TASK TO COMPLETE => Pick every line with "Column" from the material below.

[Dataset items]
"""
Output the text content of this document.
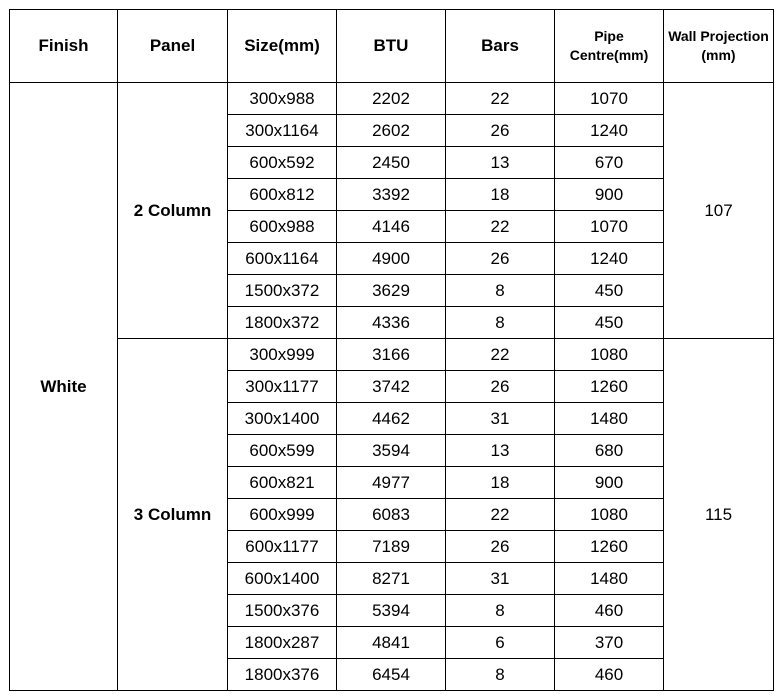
Finish	Panel	Size(mm)	BTU	Bars	Pipe Centre(mm)	Wall Projection(mm)
White	2 Column	300x988	2202	22	1070	107
		300x1164	2602	26	1240	
		600x592	2450	13	670	
		600x812	3392	18	900	
		600x988	4146	22	1070	
		600x1164	4900	26	1240	
		1500x372	3629	8	450	
		1800x372	4336	8	450	
	3 Column	300x999	3166	22	1080	115
		300x1177	3742	26	1260	
		300x1400	4462	31	1480	
		600x599	3594	13	680	
		600x821	4977	18	900	
		600x999	6083	22	1080	
		600x1177	7189	26	1260	
		600x1400	8271	31	1480	
		1500x376	5394	8	460	
		1800x287	4841	6	370	
		1800x376	6454	8	460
"""
RESPONSE =>
White	2 Column	300x988	2202	22	1070	107
	3 Column	300x999	3166	22	1080	115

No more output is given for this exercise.